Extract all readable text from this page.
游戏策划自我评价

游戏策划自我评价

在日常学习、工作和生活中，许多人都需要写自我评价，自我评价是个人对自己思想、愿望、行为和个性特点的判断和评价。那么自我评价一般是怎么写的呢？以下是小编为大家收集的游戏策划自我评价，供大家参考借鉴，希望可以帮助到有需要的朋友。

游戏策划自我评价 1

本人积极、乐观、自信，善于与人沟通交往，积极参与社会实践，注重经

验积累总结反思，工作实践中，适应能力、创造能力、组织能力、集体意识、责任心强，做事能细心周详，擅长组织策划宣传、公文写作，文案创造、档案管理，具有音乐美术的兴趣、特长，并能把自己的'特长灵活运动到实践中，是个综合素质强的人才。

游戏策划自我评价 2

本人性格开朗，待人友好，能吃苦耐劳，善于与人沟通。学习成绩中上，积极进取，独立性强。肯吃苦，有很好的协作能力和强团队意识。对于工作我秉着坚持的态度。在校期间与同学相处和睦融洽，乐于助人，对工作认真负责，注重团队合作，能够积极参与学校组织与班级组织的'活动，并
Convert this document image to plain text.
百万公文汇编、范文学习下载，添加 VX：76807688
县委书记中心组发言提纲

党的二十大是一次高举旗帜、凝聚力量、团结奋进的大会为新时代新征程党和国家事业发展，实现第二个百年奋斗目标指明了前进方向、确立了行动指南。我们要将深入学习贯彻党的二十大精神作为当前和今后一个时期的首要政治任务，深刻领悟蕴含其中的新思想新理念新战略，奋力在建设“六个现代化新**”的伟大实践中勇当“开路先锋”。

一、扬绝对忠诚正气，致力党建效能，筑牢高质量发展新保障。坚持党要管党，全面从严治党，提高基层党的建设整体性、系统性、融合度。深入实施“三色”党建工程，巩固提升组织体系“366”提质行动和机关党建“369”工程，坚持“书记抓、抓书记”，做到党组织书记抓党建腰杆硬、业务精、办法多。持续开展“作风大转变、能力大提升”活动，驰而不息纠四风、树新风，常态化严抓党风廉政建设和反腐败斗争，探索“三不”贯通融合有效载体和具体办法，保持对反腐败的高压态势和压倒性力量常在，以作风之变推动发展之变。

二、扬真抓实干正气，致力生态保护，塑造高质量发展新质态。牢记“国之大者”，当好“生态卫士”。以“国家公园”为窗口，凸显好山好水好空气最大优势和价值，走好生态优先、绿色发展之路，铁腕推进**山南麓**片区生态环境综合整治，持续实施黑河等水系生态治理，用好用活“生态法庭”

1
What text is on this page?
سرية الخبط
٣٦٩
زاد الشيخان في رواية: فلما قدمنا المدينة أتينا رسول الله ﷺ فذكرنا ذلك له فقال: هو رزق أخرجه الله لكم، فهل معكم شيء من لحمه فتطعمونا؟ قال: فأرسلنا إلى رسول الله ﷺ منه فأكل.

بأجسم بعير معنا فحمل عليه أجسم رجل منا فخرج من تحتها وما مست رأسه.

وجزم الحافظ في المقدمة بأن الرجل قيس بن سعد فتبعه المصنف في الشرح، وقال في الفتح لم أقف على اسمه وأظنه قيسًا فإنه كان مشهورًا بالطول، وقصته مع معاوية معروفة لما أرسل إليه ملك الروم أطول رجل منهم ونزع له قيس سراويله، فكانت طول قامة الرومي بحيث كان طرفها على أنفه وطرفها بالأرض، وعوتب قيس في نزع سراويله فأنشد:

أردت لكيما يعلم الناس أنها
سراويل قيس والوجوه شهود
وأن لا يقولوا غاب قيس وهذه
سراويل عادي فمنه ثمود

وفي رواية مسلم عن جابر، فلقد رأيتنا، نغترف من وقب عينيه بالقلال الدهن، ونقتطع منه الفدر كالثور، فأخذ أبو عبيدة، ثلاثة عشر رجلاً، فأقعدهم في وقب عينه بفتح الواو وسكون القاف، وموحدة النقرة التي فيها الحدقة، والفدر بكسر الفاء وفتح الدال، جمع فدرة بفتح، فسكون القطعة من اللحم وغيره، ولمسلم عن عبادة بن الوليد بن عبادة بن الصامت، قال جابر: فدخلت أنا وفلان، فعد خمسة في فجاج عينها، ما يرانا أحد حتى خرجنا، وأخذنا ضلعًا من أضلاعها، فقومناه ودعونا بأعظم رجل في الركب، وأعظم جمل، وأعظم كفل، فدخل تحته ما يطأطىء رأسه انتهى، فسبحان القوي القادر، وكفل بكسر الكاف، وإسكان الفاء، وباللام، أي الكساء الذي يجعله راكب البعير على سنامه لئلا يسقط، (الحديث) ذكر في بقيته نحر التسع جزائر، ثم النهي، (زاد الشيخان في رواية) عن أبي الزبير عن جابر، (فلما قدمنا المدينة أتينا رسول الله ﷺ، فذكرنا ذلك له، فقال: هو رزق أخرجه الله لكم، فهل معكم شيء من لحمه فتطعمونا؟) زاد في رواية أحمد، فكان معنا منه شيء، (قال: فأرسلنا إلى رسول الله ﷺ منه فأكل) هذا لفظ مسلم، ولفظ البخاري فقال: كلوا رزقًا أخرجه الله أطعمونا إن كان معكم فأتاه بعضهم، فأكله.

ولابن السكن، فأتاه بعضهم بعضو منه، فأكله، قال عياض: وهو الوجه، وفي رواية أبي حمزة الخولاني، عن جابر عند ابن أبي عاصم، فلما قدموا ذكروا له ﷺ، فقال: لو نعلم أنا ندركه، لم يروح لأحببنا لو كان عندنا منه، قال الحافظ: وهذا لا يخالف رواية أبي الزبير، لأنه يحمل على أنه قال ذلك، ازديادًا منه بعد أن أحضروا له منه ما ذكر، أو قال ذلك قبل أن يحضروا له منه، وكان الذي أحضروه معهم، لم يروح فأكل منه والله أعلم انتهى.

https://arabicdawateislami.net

#####

● **Written request**
Give the count of lines in the data shown above that contain "this", and nothing else.

● **Exercise response**
3